Entries provided:
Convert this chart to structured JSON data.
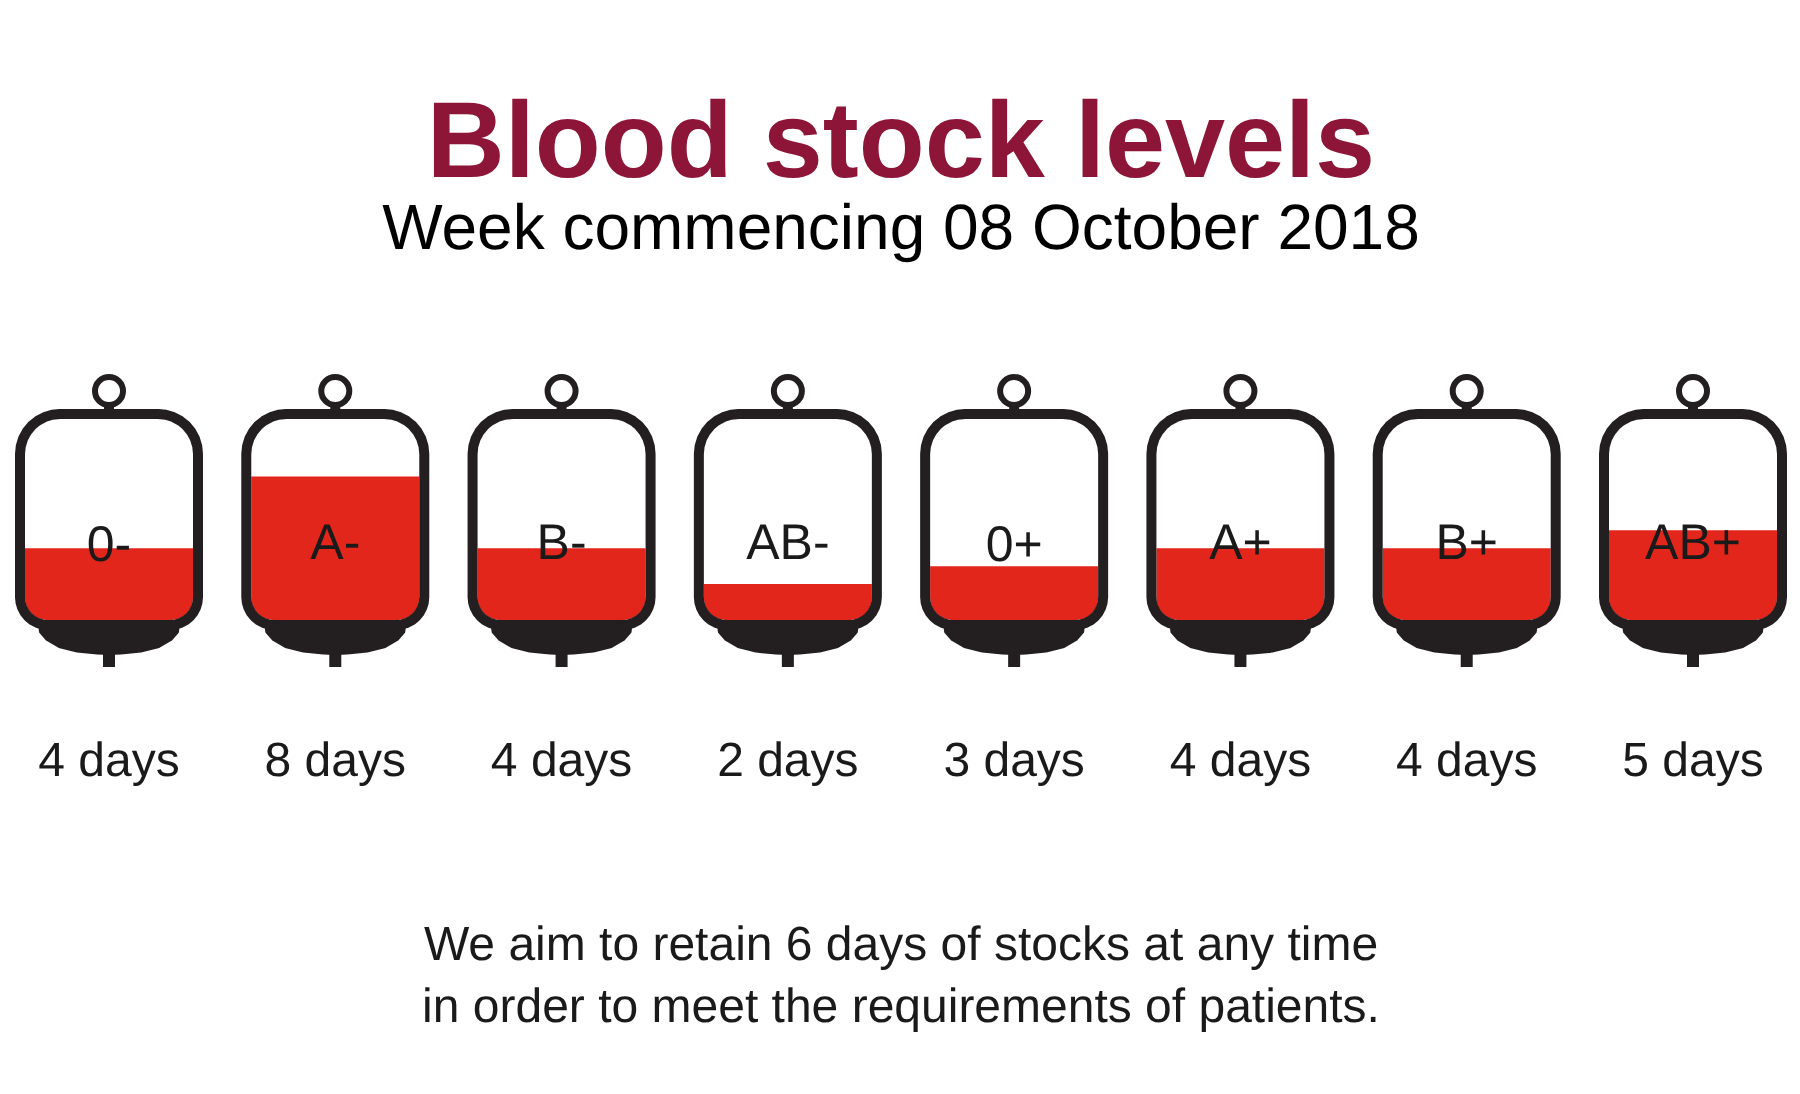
{
  "chart_data": {
    "type": "bar",
    "title": "Blood stock levels",
    "subtitle": "Week commencing 08 October 2018",
    "categories": [
      "0-",
      "A-",
      "B-",
      "AB-",
      "0+",
      "A+",
      "B+",
      "AB+"
    ],
    "values": [
      4,
      8,
      4,
      2,
      3,
      4,
      4,
      5
    ],
    "value_labels": [
      "4 days",
      "8 days",
      "4 days",
      "2 days",
      "3 days",
      "4 days",
      "4 days",
      "5 days"
    ],
    "color": "#e3261b",
    "annotations": [
      "We aim to retain 6 days of stocks at any time\nin order to meet the requirements of patients."
    ]
  }
}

Task to carry out:
A faithful reproduction of every entry, with no pictures, is the expected answer.

Result:
Convert this chart to structured JSON data.
{
  "chart_data": {
    "type": "bar",
    "title": "Blood stock levels",
    "subtitle": "Week commencing 08 October 2018",
    "categories": [
      "0-",
      "A-",
      "B-",
      "AB-",
      "0+",
      "A+",
      "B+",
      "AB+"
    ],
    "values": [
      4,
      8,
      4,
      2,
      3,
      4,
      4,
      5
    ],
    "value_labels": [
      "4 days",
      "8 days",
      "4 days",
      "2 days",
      "3 days",
      "4 days",
      "4 days",
      "5 days"
    ],
    "color": "#e3261b",
    "annotations": [
      "We aim to retain 6 days of stocks at any time\nin order to meet the requirements of patients."
    ]
  }
}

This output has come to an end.